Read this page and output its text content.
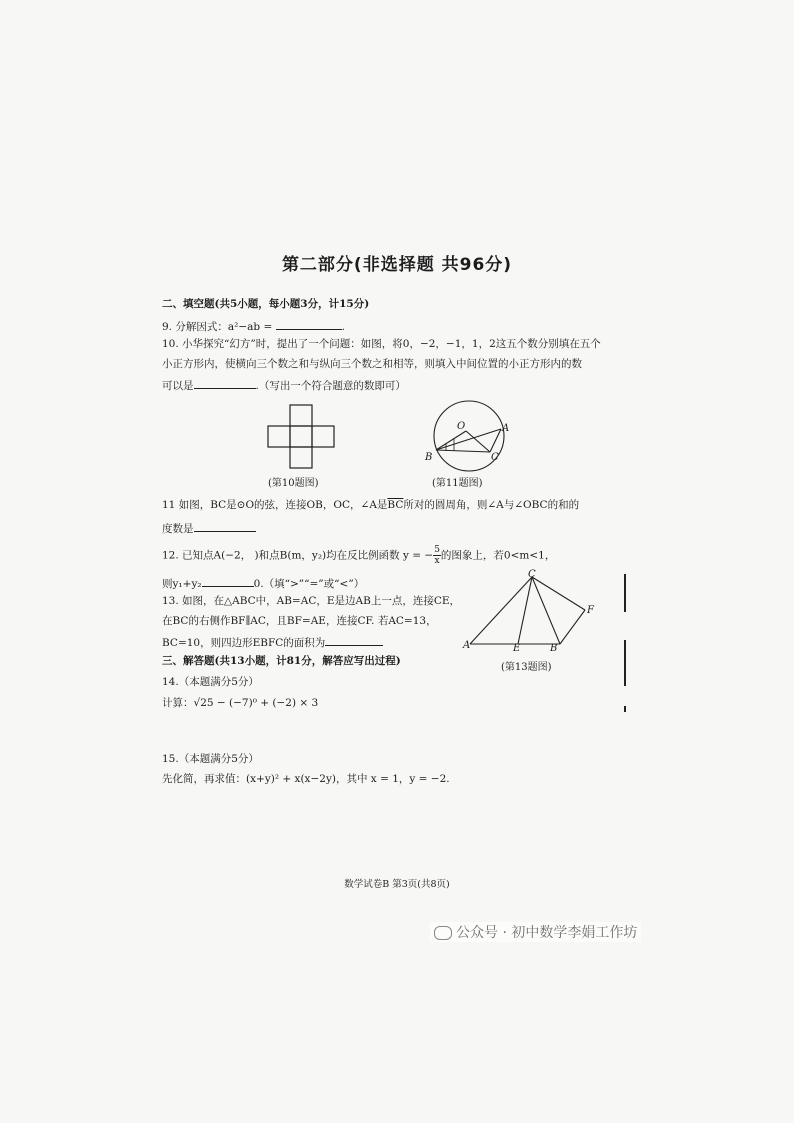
第二部分(非选择题 共96分)
二、填空题(共5小题，每小题3分，计15分)
9. 分解因式：a²−ab =	.
10. 小华探究“幻方”时，提出了一个问题：如图，将0，−2，−1，1，2这五个数分别填在五个
小正方形内，使横向三个数之和与纵向三个数之和相等，则填入中间位置的小正方形内的数
可以是	.（写出一个符合题意的数即可）
(第10题图)
O	A
B	C
(第11题图)
11 如图，BC是⊙O的弦，连接OB，OC，∠A是$\overline{BC}$所对的圆周角，则∠A与∠OBC的和的
度数是
12. 已知点A(−2， )和点B(m，y₂)均在反比例函数 y = − $\frac{5}{x}$ 的图象上，若0<m<1，
则y₁+y₂	0.（填“>”“=”或“<”）
13. 如图，在△ABC中，AB=AC，E是边AB上一点，连接CE，
在BC的右侧作BF∥AC，且BF=AE，连接CF. 若AC=13，
BC=10，则四边形EBFC的面积为
C
F
A	E	B
(第13题图)
三、解答题(共13小题，计81分，解答应写出过程)
14.（本题满分5分）
计算：√25 − (−7)⁰ + (−2) × 3
15.（本题满分5分）
先化简，再求值：(x+y)² + x(x−2y)，其中 x = 1，y = −2.
数学试卷B 第3页(共8页)
公众号 · 初中数学李娟工作坊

# Exercise details:
Pictures don't belong in the copy. Restate all the entries exactly.

# Final answer:
Read this page and output its text content.
第二部分(非选择题 共96分)
二、填空题(共5小题，每小题3分，计15分)
9. 分解因式：a²−ab =	.
10. 小华探究“幻方”时，提出了一个问题：如图，将0，−2，−1，1，2这五个数分别填在五个
小正方形内，使横向三个数之和与纵向三个数之和相等，则填入中间位置的小正方形内的数
可以是	.（写出一个符合题意的数即可）
(第10题图)
O	A
B	C
(第11题图)
11 如图，BC是⊙O的弦，连接OB，OC，∠A是$\overline{BC}$所对的圆周角，则∠A与∠OBC的和的
度数是
12. 已知点A(−2， )和点B(m，y₂)均在反比例函数 y = − $\frac{5}{x}$ 的图象上，若0<m<1，
则y₁+y₂	0.（填“>”“=”或“<”）
13. 如图，在△ABC中，AB=AC，E是边AB上一点，连接CE，
在BC的右侧作BF∥AC，且BF=AE，连接CF. 若AC=13，
BC=10，则四边形EBFC的面积为
C
F
A	E	B
(第13题图)
三、解答题(共13小题，计81分，解答应写出过程)
14.（本题满分5分）
计算：√25 − (−7)⁰ + (−2) × 3
15.（本题满分5分）
先化简，再求值：(x+y)² + x(x−2y)，其中 x = 1，y = −2.
数学试卷B 第3页(共8页)
公众号 · 初中数学李娟工作坊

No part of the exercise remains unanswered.